CHALLENGE:
All the data below goes into the copy word for word, but the pictures don't.

DATA RECORDS:
::::

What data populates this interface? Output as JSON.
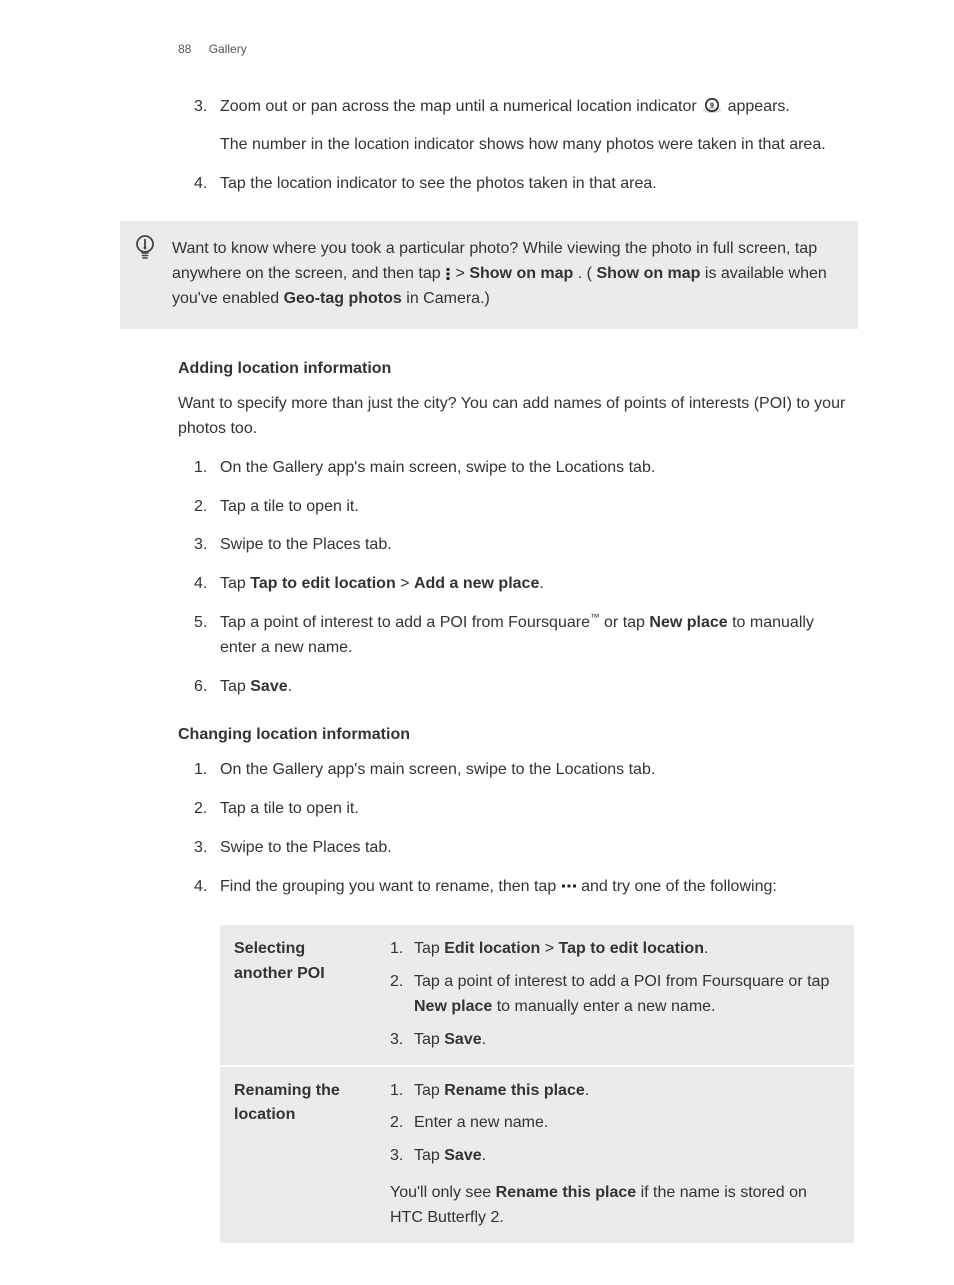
{
  "header": {
    "page_num": "88",
    "section": "Gallery"
  },
  "top_steps": {
    "s3_a": "Zoom out or pan across the map until a numerical location indicator ",
    "s3_b": "appears.",
    "s3_sub": "The number in the location indicator shows how many photos were taken in that area.",
    "s4": "Tap the location indicator to see the photos taken in that area."
  },
  "tip": {
    "a": "Want to know where you took a particular photo? While viewing the photo in full screen, tap anywhere on the screen, and then tap ",
    "b": " > ",
    "show_on_map": "Show on map",
    "c": ". (",
    "d": " is available when you've enabled ",
    "geo_tag": "Geo-tag photos",
    "e": " in Camera.)"
  },
  "adding": {
    "title": "Adding location information",
    "intro": "Want to specify more than just the city? You can add names of points of interests (POI) to your photos too.",
    "s1": "On the Gallery app's main screen, swipe to the Locations tab.",
    "s2": "Tap a tile to open it.",
    "s3": "Swipe to the Places tab.",
    "s4_pre": "Tap ",
    "s4_b1": "Tap to edit location",
    "s4_gt": " > ",
    "s4_b2": "Add a new place",
    "s4_post": ".",
    "s5_a": "Tap a point of interest to add a POI from Foursquare",
    "s5_tm": "™",
    "s5_b": " or tap ",
    "s5_np": "New place",
    "s5_c": " to manually enter a new name.",
    "s6_pre": "Tap ",
    "s6_b": "Save",
    "s6_post": "."
  },
  "changing": {
    "title": "Changing location information",
    "s1": "On the Gallery app's main screen, swipe to the Locations tab.",
    "s2": "Tap a tile to open it.",
    "s3": "Swipe to the Places tab.",
    "s4_a": "Find the grouping you want to rename, then tap ",
    "s4_b": " and try one of the following:"
  },
  "table": {
    "r1_left": "Selecting another POI",
    "r1_1_pre": "Tap ",
    "r1_1_b1": "Edit location",
    "r1_1_gt": " > ",
    "r1_1_b2": "Tap to edit location",
    "r1_1_post": ".",
    "r1_2_a": "Tap a point of interest to add a POI from Foursquare or tap ",
    "r1_2_np": "New place",
    "r1_2_b": " to manually enter a new name.",
    "r1_3_pre": "Tap ",
    "r1_3_b": "Save",
    "r1_3_post": ".",
    "r2_left": "Renaming the location",
    "r2_1_pre": "Tap ",
    "r2_1_b": "Rename this place",
    "r2_1_post": ".",
    "r2_2": "Enter a new name.",
    "r2_3_pre": "Tap ",
    "r2_3_b": "Save",
    "r2_3_post": ".",
    "r2_note_a": "You'll only see ",
    "r2_note_b": "Rename this place",
    "r2_note_c": " if the name is stored on HTC Butterfly 2."
  }
}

::::

TASK OUTPUT:
What data populates this interface? Output as JSON.
{
  "header": {
    "page_num": "88",
    "section": "Gallery"
  },
  "top_steps": {
    "s3_a": "Zoom out or pan across the map until a numerical location indicator ",
    "s3_b": "appears.",
    "s3_sub": "The number in the location indicator shows how many photos were taken in that area.",
    "s4": "Tap the location indicator to see the photos taken in that area."
  },
  "tip": {
    "a": "Want to know where you took a particular photo? While viewing the photo in full screen, tap anywhere on the screen, and then tap ",
    "b": " > ",
    "show_on_map": "Show on map",
    "c": ". (",
    "d": " is available when you've enabled ",
    "geo_tag": "Geo-tag photos",
    "e": " in Camera.)"
  },
  "adding": {
    "title": "Adding location information",
    "intro": "Want to specify more than just the city? You can add names of points of interests (POI) to your photos too.",
    "s1": "On the Gallery app's main screen, swipe to the Locations tab.",
    "s2": "Tap a tile to open it.",
    "s3": "Swipe to the Places tab.",
    "s4_pre": "Tap ",
    "s4_b1": "Tap to edit location",
    "s4_gt": " > ",
    "s4_b2": "Add a new place",
    "s4_post": ".",
    "s5_a": "Tap a point of interest to add a POI from Foursquare",
    "s5_tm": "™",
    "s5_b": " or tap ",
    "s5_np": "New place",
    "s5_c": " to manually enter a new name.",
    "s6_pre": "Tap ",
    "s6_b": "Save",
    "s6_post": "."
  },
  "changing": {
    "title": "Changing location information",
    "s1": "On the Gallery app's main screen, swipe to the Locations tab.",
    "s2": "Tap a tile to open it.",
    "s3": "Swipe to the Places tab.",
    "s4_a": "Find the grouping you want to rename, then tap ",
    "s4_b": " and try one of the following:"
  },
  "table": {
    "r1_left": "Selecting another POI",
    "r1_1_pre": "Tap ",
    "r1_1_b1": "Edit location",
    "r1_1_gt": " > ",
    "r1_1_b2": "Tap to edit location",
    "r1_1_post": ".",
    "r1_2_a": "Tap a point of interest to add a POI from Foursquare or tap ",
    "r1_2_np": "New place",
    "r1_2_b": " to manually enter a new name.",
    "r1_3_pre": "Tap ",
    "r1_3_b": "Save",
    "r1_3_post": ".",
    "r2_left": "Renaming the location",
    "r2_1_pre": "Tap ",
    "r2_1_b": "Rename this place",
    "r2_1_post": ".",
    "r2_2": "Enter a new name.",
    "r2_3_pre": "Tap ",
    "r2_3_b": "Save",
    "r2_3_post": ".",
    "r2_note_a": "You'll only see ",
    "r2_note_b": "Rename this place",
    "r2_note_c": " if the name is stored on HTC Butterfly 2."
  }
}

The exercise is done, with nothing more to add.